[Stored entries]
● ● ● ●
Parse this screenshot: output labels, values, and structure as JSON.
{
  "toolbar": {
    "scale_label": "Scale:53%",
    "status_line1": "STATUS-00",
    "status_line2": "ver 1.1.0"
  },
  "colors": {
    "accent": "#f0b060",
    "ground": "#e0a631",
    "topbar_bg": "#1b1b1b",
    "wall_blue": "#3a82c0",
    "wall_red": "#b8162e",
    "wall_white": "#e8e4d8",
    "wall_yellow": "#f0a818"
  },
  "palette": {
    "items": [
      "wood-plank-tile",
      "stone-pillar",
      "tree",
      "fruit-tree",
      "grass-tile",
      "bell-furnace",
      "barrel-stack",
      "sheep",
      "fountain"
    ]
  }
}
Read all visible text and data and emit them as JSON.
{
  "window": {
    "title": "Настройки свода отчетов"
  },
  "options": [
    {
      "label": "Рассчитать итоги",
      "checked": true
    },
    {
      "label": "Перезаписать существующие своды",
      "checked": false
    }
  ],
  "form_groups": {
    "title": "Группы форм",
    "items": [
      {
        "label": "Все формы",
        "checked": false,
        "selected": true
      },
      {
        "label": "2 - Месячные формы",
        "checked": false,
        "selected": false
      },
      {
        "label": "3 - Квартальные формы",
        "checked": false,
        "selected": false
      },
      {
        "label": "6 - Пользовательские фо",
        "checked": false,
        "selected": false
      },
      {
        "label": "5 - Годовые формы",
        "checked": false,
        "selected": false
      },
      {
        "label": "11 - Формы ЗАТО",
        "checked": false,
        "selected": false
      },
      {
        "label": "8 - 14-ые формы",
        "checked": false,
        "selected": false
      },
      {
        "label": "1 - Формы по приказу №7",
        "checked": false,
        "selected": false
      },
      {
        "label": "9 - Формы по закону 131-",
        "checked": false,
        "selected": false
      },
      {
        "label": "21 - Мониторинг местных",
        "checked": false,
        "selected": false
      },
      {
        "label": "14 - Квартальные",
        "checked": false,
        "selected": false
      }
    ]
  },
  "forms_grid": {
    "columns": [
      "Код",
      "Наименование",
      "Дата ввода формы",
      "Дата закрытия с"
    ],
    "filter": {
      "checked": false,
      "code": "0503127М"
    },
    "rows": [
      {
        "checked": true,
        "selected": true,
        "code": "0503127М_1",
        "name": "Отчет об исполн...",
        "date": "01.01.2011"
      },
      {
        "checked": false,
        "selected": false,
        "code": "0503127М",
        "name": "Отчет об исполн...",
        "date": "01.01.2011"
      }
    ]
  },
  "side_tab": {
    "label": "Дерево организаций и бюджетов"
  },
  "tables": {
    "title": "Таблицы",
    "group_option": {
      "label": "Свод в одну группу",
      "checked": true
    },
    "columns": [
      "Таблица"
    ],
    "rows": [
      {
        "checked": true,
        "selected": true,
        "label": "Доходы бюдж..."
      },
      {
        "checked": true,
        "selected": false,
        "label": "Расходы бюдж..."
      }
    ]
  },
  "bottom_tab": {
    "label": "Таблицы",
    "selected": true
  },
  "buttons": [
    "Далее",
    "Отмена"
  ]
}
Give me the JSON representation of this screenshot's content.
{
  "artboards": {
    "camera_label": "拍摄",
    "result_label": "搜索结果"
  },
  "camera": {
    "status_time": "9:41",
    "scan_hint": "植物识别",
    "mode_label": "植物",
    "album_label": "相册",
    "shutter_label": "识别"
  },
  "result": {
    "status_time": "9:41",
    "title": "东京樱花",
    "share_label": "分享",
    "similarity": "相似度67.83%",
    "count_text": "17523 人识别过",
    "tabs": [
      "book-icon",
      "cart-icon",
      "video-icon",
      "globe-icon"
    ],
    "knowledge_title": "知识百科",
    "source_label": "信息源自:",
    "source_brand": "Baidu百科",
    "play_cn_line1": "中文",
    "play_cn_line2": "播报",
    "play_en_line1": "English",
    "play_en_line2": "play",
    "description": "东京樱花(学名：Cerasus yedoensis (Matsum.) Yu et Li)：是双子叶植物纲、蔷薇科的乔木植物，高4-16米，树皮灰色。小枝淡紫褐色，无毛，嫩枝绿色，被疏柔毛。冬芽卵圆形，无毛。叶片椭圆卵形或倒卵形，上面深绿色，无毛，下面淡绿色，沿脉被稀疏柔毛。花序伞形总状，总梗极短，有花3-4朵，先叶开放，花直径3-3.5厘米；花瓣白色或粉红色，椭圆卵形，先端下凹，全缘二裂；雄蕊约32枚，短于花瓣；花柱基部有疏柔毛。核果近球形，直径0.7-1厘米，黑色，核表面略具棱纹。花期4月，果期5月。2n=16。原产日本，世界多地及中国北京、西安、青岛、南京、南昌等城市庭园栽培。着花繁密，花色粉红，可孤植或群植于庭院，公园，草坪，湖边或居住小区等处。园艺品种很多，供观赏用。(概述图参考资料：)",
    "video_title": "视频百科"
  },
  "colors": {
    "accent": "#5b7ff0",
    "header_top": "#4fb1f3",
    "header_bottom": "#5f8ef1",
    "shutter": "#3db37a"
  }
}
● ● ● ●
Pull out each record as written and restate it exactly.

### COMPLETE OUTPUT
Parse this screenshot: output labels, values, and structure as JSON.
{
  "toolbar": {
    "scale_label": "Scale:53%",
    "status_line1": "STATUS-00",
    "status_line2": "ver 1.1.0"
  },
  "colors": {
    "accent": "#f0b060",
    "ground": "#e0a631",
    "topbar_bg": "#1b1b1b",
    "wall_blue": "#3a82c0",
    "wall_red": "#b8162e",
    "wall_white": "#e8e4d8",
    "wall_yellow": "#f0a818"
  },
  "palette": {
    "items": [
      "wood-plank-tile",
      "stone-pillar",
      "tree",
      "fruit-tree",
      "grass-tile",
      "bell-furnace",
      "barrel-stack",
      "sheep",
      "fountain"
    ]
  }
}
Read all visible text and data and emit them as JSON.
{
  "window": {
    "title": "Настройки свода отчетов"
  },
  "options": [
    {
      "label": "Рассчитать итоги",
      "checked": true
    },
    {
      "label": "Перезаписать существующие своды",
      "checked": false
    }
  ],
  "form_groups": {
    "title": "Группы форм",
    "items": [
      {
        "label": "Все формы",
        "checked": false,
        "selected": true
      },
      {
        "label": "2 - Месячные формы",
        "checked": false,
        "selected": false
      },
      {
        "label": "3 - Квартальные формы",
        "checked": false,
        "selected": false
      },
      {
        "label": "6 - Пользовательские фо",
        "checked": false,
        "selected": false
      },
      {
        "label": "5 - Годовые формы",
        "checked": false,
        "selected": false
      },
      {
        "label": "11 - Формы ЗАТО",
        "checked": false,
        "selected": false
      },
      {
        "label": "8 - 14-ые формы",
        "checked": false,
        "selected": false
      },
      {
        "label": "1 - Формы по приказу №7",
        "checked": false,
        "selected": false
      },
      {
        "label": "9 - Формы по закону 131-",
        "checked": false,
        "selected": false
      },
      {
        "label": "21 - Мониторинг местных",
        "checked": false,
        "selected": false
      },
      {
        "label": "14 - Квартальные",
        "checked": false,
        "selected": false
      }
    ]
  },
  "forms_grid": {
    "columns": [
      "Код",
      "Наименование",
      "Дата ввода формы",
      "Дата закрытия с"
    ],
    "filter": {
      "checked": false,
      "code": "0503127М"
    },
    "rows": [
      {
        "checked": true,
        "selected": true,
        "code": "0503127М_1",
        "name": "Отчет об исполн...",
        "date": "01.01.2011"
      },
      {
        "checked": false,
        "selected": false,
        "code": "0503127М",
        "name": "Отчет об исполн...",
        "date": "01.01.2011"
      }
    ]
  },
  "side_tab": {
    "label": "Дерево организаций и бюджетов"
  },
  "tables": {
    "title": "Таблицы",
    "group_option": {
      "label": "Свод в одну группу",
      "checked": true
    },
    "columns": [
      "Таблица"
    ],
    "rows": [
      {
        "checked": true,
        "selected": true,
        "label": "Доходы бюдж..."
      },
      {
        "checked": true,
        "selected": false,
        "label": "Расходы бюдж..."
      }
    ]
  },
  "bottom_tab": {
    "label": "Таблицы",
    "selected": true
  },
  "buttons": [
    "Далее",
    "Отмена"
  ]
}
Give me the JSON representation of this screenshot's content.
{
  "artboards": {
    "camera_label": "拍摄",
    "result_label": "搜索结果"
  },
  "camera": {
    "status_time": "9:41",
    "scan_hint": "植物识别",
    "mode_label": "植物",
    "album_label": "相册",
    "shutter_label": "识别"
  },
  "result": {
    "status_time": "9:41",
    "title": "东京樱花",
    "share_label": "分享",
    "similarity": "相似度67.83%",
    "count_text": "17523 人识别过",
    "tabs": [
      "book-icon",
      "cart-icon",
      "video-icon",
      "globe-icon"
    ],
    "knowledge_title": "知识百科",
    "source_label": "信息源自:",
    "source_brand": "Baidu百科",
    "play_cn_line1": "中文",
    "play_cn_line2": "播报",
    "play_en_line1": "English",
    "play_en_line2": "play",
    "description": "东京樱花(学名：Cerasus yedoensis (Matsum.) Yu et Li)：是双子叶植物纲、蔷薇科的乔木植物，高4-16米，树皮灰色。小枝淡紫褐色，无毛，嫩枝绿色，被疏柔毛。冬芽卵圆形，无毛。叶片椭圆卵形或倒卵形，上面深绿色，无毛，下面淡绿色，沿脉被稀疏柔毛。花序伞形总状，总梗极短，有花3-4朵，先叶开放，花直径3-3.5厘米；花瓣白色或粉红色，椭圆卵形，先端下凹，全缘二裂；雄蕊约32枚，短于花瓣；花柱基部有疏柔毛。核果近球形，直径0.7-1厘米，黑色，核表面略具棱纹。花期4月，果期5月。2n=16。原产日本，世界多地及中国北京、西安、青岛、南京、南昌等城市庭园栽培。着花繁密，花色粉红，可孤植或群植于庭院，公园，草坪，湖边或居住小区等处。园艺品种很多，供观赏用。(概述图参考资料：)",
    "video_title": "视频百科"
  },
  "colors": {
    "accent": "#5b7ff0",
    "header_top": "#4fb1f3",
    "header_bottom": "#5f8ef1",
    "shutter": "#3db37a"
  }
}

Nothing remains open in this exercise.